Exercise aim
Scan the lines below for the string "median" and copy every one that has it.

Records from a dataset
= = = =
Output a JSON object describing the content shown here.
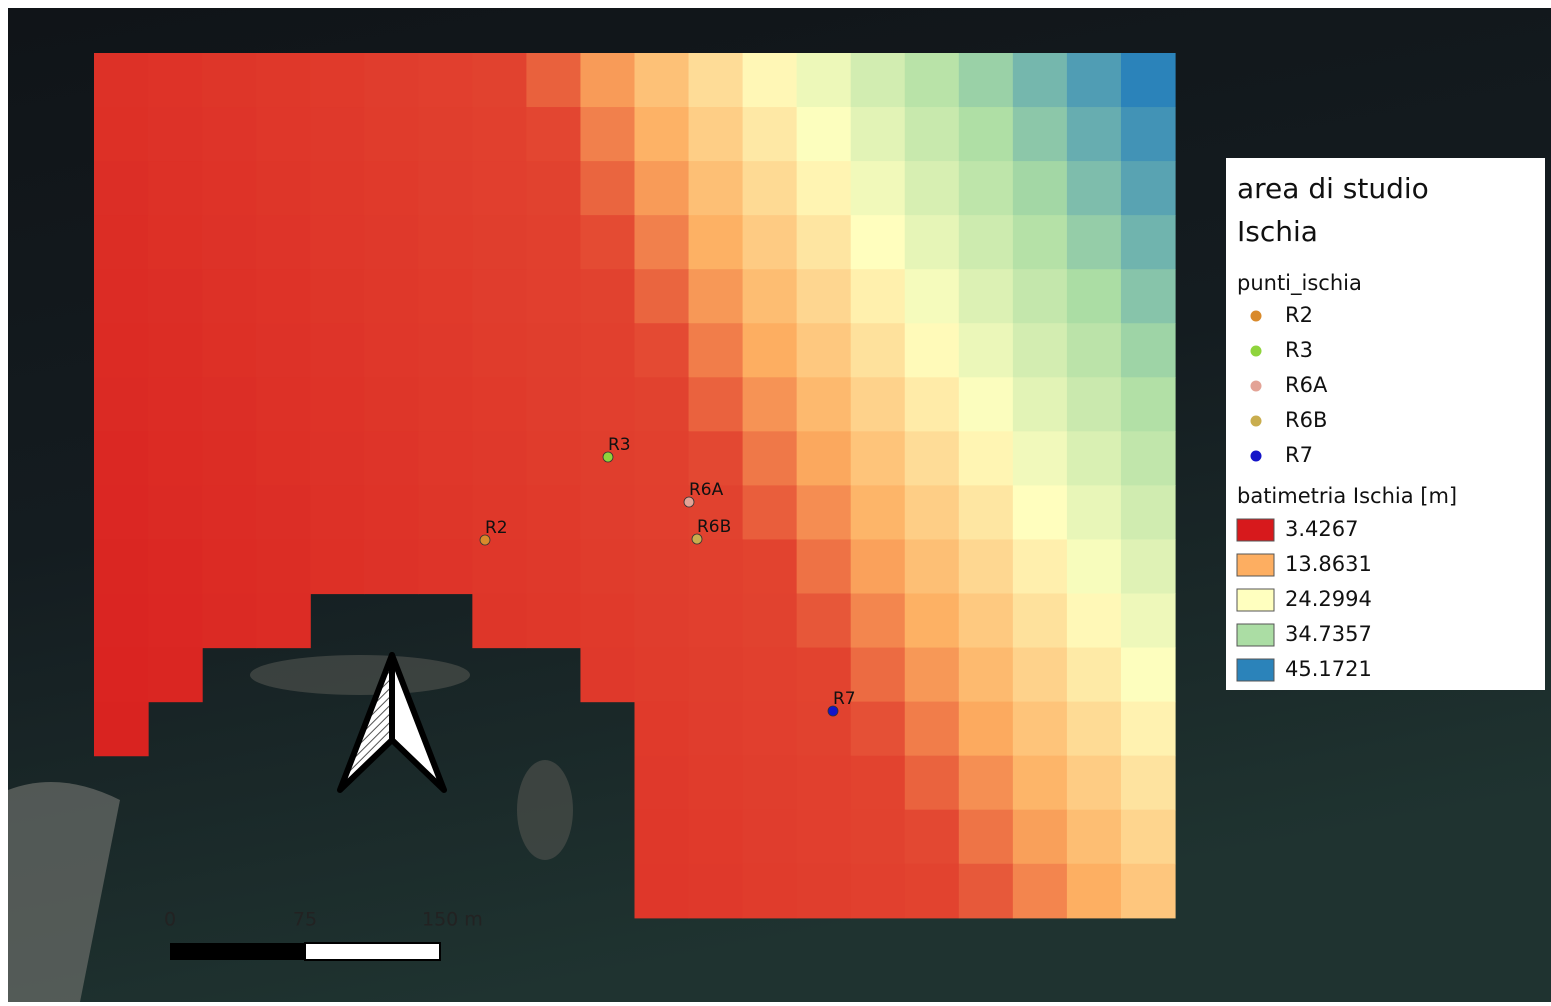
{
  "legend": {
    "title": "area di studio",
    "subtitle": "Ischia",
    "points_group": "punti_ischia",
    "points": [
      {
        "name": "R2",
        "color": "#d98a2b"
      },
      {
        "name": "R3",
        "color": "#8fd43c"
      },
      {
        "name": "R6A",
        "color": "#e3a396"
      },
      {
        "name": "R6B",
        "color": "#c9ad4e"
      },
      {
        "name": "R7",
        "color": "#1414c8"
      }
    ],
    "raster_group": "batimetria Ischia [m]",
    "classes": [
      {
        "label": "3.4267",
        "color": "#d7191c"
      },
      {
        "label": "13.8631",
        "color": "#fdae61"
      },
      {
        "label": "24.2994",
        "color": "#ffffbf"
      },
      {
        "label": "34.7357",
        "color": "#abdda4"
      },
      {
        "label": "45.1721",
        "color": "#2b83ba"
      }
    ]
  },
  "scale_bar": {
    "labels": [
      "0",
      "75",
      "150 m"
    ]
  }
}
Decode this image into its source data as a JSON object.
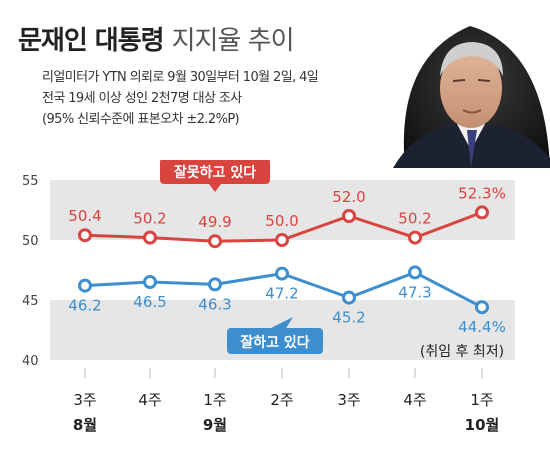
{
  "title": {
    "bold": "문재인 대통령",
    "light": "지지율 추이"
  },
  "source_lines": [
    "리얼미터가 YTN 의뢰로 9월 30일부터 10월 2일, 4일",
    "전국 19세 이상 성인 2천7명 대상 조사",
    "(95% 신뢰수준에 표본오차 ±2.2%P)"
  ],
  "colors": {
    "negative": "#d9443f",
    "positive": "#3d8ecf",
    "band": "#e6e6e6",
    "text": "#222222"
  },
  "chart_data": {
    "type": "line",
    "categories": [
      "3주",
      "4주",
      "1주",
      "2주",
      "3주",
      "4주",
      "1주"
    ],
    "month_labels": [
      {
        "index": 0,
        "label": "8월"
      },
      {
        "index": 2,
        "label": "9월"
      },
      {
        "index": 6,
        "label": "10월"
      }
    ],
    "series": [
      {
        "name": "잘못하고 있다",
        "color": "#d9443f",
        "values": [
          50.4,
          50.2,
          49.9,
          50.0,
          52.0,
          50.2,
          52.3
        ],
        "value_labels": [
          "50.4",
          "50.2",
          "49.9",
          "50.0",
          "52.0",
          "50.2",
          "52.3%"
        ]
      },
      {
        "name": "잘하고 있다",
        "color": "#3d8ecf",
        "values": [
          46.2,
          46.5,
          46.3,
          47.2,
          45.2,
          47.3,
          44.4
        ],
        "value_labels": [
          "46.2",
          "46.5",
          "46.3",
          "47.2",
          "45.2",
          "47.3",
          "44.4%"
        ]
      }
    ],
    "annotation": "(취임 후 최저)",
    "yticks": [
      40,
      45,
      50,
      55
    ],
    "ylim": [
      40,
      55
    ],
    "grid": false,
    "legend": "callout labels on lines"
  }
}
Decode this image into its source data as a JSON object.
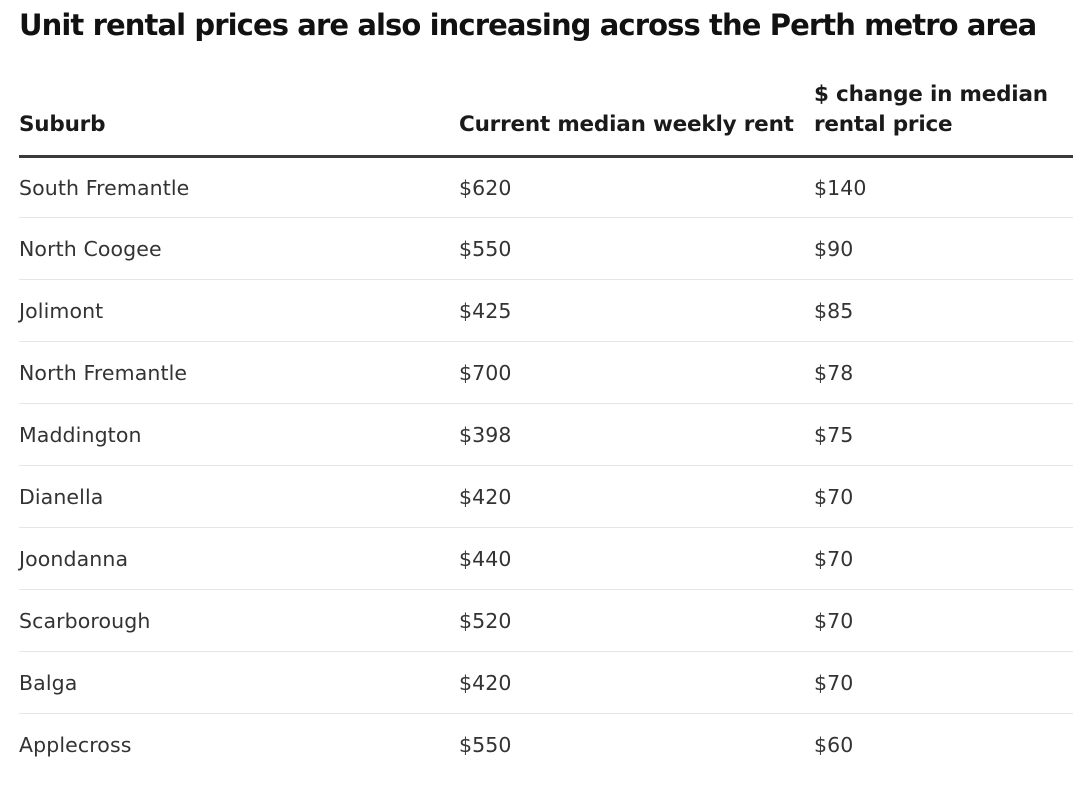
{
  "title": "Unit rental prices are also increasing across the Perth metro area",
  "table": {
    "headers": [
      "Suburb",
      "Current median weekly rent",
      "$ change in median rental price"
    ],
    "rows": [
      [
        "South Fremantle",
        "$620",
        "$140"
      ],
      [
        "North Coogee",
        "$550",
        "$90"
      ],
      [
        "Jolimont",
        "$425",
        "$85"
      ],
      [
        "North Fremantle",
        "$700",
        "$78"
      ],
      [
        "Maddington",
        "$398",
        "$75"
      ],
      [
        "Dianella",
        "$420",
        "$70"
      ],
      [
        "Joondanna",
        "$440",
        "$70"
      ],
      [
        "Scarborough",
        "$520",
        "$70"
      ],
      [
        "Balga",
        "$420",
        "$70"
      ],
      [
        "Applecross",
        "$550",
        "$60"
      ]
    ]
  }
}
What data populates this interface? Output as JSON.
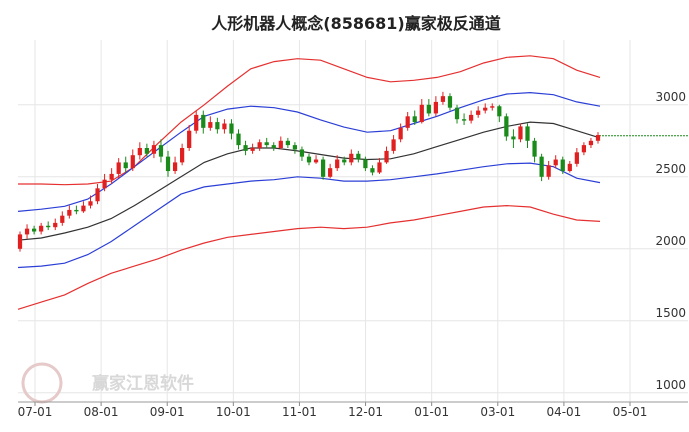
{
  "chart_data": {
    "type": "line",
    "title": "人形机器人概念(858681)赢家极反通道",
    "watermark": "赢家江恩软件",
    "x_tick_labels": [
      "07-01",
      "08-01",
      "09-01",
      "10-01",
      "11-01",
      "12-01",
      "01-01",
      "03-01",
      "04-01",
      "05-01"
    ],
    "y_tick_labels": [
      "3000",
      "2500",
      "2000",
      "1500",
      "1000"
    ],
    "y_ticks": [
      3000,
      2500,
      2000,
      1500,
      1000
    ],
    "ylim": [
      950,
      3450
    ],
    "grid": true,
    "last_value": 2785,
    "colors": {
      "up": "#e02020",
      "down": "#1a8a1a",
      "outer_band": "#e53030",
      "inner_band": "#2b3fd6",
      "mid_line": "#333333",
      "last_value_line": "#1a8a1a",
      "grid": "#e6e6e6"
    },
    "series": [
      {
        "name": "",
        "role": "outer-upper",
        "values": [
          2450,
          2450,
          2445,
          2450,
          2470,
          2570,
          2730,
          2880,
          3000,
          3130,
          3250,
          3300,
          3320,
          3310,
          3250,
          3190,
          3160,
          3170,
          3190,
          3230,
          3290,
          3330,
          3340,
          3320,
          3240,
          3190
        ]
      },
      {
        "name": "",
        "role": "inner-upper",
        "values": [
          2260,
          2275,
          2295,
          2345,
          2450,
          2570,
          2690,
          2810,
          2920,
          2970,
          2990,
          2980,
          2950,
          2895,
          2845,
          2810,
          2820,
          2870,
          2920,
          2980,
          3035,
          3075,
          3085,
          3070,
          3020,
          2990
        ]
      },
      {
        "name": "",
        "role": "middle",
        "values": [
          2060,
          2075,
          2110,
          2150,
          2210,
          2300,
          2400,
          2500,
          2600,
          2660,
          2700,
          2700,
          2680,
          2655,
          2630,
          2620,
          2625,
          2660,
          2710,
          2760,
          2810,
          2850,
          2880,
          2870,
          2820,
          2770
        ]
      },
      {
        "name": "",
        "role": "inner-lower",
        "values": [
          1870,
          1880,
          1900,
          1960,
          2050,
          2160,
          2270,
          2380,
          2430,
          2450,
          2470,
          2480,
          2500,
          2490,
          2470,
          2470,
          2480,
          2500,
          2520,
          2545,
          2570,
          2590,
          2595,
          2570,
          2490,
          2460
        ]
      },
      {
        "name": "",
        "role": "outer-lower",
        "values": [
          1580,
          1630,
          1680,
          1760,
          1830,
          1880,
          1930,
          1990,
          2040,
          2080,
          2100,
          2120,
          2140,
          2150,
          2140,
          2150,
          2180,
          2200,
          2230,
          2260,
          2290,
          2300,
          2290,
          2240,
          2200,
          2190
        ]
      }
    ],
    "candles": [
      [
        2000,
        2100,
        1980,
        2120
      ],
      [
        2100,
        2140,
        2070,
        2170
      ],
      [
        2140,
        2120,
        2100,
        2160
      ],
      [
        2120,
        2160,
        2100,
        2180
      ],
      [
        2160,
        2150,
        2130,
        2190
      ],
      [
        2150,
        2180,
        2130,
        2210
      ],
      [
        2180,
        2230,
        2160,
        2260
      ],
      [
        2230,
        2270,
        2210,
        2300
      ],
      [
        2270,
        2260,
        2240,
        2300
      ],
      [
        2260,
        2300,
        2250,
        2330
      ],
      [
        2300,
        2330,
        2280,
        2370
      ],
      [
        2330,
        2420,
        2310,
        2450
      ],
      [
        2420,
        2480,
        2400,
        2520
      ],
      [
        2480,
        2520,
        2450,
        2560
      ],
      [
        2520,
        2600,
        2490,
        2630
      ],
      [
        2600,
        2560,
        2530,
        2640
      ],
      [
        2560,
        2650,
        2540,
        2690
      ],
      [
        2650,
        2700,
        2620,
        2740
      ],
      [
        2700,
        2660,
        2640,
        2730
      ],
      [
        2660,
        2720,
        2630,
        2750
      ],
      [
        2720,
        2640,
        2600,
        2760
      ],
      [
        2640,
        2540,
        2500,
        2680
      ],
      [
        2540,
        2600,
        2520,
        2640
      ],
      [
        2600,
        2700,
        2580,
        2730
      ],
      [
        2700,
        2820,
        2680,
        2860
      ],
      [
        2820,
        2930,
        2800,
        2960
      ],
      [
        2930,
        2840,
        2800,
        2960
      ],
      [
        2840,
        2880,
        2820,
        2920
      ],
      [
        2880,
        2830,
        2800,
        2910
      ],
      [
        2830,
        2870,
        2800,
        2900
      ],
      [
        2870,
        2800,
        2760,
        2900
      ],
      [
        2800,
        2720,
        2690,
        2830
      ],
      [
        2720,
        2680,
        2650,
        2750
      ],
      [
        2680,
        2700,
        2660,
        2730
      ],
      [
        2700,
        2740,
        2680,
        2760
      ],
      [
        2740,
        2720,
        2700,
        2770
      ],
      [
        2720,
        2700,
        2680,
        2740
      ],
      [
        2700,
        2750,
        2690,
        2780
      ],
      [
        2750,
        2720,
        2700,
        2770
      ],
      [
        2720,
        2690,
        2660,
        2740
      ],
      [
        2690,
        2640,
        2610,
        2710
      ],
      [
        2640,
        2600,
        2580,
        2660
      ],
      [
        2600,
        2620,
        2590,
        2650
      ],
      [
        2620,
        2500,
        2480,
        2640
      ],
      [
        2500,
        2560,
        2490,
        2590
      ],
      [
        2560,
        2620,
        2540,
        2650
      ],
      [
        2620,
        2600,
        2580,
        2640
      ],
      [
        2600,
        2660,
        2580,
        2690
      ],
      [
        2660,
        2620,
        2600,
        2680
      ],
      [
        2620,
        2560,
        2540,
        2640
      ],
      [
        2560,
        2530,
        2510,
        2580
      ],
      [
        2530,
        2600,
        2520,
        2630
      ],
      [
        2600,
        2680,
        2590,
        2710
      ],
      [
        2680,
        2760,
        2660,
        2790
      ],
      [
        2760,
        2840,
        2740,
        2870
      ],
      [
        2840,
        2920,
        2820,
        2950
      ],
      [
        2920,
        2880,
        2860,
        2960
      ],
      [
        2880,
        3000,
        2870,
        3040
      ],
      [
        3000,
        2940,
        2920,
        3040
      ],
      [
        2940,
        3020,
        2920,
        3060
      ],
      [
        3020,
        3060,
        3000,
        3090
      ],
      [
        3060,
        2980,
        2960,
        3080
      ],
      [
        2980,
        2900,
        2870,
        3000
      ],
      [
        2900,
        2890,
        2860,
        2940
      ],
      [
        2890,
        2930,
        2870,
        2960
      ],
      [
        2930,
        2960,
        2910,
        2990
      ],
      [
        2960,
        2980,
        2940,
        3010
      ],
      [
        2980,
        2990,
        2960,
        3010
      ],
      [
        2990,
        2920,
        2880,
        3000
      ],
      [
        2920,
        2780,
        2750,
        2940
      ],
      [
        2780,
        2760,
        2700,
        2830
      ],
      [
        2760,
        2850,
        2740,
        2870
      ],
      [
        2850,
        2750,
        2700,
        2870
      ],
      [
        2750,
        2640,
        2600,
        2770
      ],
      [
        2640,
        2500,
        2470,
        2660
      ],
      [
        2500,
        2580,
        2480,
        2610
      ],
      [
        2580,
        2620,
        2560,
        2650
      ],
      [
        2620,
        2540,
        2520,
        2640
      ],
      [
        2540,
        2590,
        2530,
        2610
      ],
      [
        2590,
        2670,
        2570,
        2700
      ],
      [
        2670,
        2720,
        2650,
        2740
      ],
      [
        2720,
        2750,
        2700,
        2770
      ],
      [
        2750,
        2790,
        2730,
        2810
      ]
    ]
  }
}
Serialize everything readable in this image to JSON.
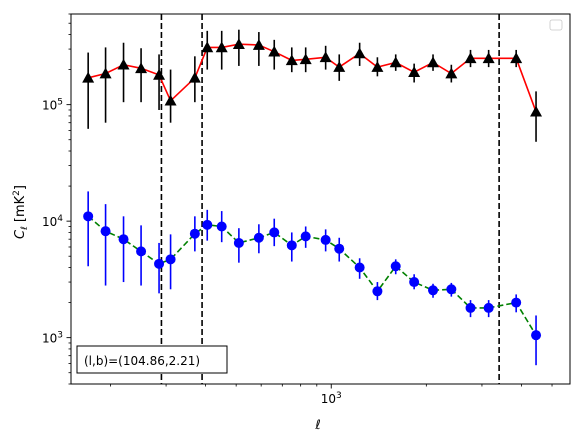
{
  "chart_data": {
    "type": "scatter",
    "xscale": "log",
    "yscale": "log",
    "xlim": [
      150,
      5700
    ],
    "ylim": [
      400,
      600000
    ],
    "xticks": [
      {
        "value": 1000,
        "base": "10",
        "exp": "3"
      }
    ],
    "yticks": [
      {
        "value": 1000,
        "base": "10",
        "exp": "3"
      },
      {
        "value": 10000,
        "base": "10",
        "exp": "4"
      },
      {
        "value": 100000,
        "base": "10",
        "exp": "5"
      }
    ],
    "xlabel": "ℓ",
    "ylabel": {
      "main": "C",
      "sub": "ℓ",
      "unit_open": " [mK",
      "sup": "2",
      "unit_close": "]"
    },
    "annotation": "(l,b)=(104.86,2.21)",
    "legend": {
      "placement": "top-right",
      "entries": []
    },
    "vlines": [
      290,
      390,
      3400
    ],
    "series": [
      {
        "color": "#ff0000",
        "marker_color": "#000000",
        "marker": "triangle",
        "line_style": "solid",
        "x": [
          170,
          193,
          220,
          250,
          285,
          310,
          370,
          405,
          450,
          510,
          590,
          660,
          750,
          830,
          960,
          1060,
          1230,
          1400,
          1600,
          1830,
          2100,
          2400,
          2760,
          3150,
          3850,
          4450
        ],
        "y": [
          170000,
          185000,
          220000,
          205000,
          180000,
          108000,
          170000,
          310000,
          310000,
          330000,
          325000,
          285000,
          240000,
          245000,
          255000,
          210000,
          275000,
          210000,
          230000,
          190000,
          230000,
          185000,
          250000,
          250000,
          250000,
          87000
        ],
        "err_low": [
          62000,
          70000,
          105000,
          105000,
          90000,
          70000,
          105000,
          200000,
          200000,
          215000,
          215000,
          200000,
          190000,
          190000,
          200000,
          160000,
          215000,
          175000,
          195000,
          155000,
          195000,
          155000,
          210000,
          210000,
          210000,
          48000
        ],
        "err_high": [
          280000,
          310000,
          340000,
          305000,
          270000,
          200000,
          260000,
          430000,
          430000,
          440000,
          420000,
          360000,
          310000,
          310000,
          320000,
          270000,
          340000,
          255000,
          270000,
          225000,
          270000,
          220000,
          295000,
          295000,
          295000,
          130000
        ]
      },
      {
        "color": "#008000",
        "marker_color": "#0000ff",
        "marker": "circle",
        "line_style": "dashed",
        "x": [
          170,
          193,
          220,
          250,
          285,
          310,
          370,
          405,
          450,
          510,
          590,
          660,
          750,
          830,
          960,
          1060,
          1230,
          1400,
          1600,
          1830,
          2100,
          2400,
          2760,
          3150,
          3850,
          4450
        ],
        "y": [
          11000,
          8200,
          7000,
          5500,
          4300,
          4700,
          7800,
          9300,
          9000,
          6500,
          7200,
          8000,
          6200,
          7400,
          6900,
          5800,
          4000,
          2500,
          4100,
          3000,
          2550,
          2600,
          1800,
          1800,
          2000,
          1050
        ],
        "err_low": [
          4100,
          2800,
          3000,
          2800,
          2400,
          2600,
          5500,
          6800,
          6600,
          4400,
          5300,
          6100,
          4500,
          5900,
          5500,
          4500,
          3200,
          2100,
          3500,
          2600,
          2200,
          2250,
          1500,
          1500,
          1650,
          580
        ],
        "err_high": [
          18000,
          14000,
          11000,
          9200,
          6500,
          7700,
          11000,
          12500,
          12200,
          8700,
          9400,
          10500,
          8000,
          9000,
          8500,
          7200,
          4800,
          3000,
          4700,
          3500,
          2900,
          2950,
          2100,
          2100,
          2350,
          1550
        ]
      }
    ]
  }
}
= = = =
The completed task
      "Current median weekly rent",
      "$ change in median rental price"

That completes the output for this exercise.